Items listed in a dataset
====
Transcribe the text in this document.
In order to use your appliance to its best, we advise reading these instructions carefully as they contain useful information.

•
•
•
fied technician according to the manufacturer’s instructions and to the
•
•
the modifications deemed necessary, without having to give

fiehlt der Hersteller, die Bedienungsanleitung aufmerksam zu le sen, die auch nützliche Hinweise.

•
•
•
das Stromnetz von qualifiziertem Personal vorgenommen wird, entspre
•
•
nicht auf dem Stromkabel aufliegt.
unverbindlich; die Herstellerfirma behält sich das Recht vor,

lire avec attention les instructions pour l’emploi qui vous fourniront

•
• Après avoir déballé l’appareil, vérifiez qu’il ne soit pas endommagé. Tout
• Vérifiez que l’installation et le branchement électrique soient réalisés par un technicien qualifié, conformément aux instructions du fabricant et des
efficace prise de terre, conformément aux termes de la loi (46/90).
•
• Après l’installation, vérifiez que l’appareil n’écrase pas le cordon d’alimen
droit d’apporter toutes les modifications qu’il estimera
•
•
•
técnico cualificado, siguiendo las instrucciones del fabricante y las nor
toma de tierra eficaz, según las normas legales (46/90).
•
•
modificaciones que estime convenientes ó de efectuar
====
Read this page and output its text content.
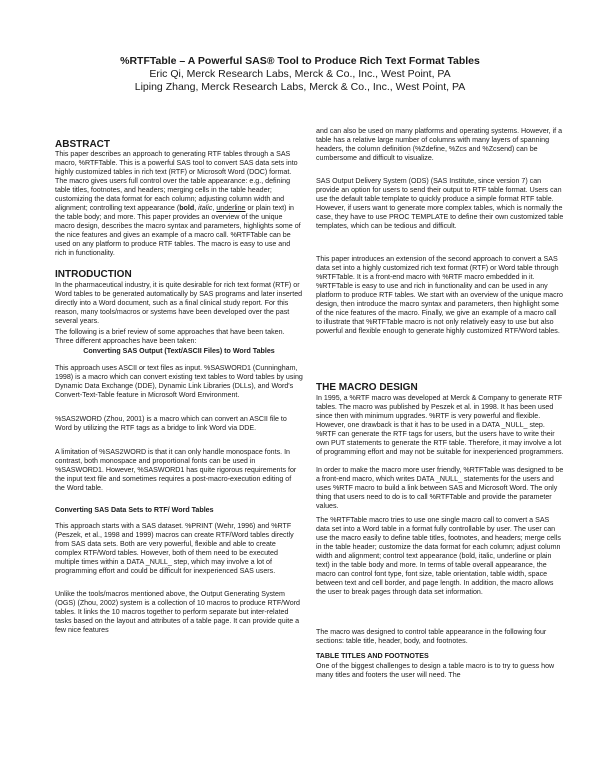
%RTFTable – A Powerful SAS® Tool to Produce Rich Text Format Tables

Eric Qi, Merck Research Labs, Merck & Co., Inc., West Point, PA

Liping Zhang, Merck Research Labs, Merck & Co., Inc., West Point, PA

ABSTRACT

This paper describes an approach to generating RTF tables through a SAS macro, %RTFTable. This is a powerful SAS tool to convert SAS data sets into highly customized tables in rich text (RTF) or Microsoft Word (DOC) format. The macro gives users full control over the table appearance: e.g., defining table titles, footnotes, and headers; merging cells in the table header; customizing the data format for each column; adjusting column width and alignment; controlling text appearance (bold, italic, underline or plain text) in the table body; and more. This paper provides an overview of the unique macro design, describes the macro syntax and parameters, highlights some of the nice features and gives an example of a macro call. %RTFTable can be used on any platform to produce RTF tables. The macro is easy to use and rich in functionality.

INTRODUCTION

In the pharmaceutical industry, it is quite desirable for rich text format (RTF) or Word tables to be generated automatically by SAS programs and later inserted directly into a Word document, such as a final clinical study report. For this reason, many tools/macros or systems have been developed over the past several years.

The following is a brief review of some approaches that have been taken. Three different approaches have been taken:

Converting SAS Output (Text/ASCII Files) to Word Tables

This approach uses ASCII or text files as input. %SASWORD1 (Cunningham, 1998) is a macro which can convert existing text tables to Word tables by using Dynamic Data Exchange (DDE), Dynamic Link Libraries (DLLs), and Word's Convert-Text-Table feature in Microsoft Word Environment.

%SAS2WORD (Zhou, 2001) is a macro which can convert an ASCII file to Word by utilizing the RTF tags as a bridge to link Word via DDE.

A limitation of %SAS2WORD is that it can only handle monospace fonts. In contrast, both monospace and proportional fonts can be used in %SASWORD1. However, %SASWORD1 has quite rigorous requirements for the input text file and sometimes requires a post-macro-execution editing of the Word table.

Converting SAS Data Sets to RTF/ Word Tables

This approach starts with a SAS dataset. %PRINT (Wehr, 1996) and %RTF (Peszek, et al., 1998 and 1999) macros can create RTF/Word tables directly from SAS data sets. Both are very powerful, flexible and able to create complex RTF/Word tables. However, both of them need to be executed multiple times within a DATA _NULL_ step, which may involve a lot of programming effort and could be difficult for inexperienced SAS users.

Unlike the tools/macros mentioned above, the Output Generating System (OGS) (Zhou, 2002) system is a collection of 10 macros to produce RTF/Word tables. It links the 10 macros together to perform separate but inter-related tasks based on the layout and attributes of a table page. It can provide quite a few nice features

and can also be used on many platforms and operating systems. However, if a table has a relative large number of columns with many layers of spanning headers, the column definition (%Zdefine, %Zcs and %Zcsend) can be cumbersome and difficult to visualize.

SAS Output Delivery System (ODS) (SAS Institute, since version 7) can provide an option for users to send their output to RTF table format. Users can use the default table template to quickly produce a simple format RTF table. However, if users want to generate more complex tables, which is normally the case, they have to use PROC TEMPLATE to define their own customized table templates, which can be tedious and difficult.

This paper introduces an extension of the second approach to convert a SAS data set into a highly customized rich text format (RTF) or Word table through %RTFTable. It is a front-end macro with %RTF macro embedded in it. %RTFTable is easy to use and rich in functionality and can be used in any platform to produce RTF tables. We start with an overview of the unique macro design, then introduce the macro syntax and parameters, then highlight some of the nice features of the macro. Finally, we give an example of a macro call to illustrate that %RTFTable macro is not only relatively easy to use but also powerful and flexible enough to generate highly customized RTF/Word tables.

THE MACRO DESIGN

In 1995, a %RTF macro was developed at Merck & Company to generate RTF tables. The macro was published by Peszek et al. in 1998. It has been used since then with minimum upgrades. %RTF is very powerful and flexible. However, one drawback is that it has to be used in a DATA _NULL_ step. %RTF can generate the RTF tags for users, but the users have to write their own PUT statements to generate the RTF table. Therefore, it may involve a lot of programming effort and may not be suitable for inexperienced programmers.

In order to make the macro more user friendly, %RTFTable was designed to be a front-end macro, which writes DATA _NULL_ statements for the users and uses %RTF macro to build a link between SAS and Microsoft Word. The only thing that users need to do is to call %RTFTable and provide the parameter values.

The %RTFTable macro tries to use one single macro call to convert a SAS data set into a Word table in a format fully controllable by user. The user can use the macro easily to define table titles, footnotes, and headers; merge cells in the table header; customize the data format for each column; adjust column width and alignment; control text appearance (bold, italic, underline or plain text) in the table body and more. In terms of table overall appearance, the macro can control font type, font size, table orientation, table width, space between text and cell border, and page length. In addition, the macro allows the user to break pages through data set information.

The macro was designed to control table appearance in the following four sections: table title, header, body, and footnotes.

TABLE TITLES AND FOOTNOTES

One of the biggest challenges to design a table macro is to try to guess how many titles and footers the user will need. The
====
Search the entries above for lines holding the string "input", then report only how many there are.

2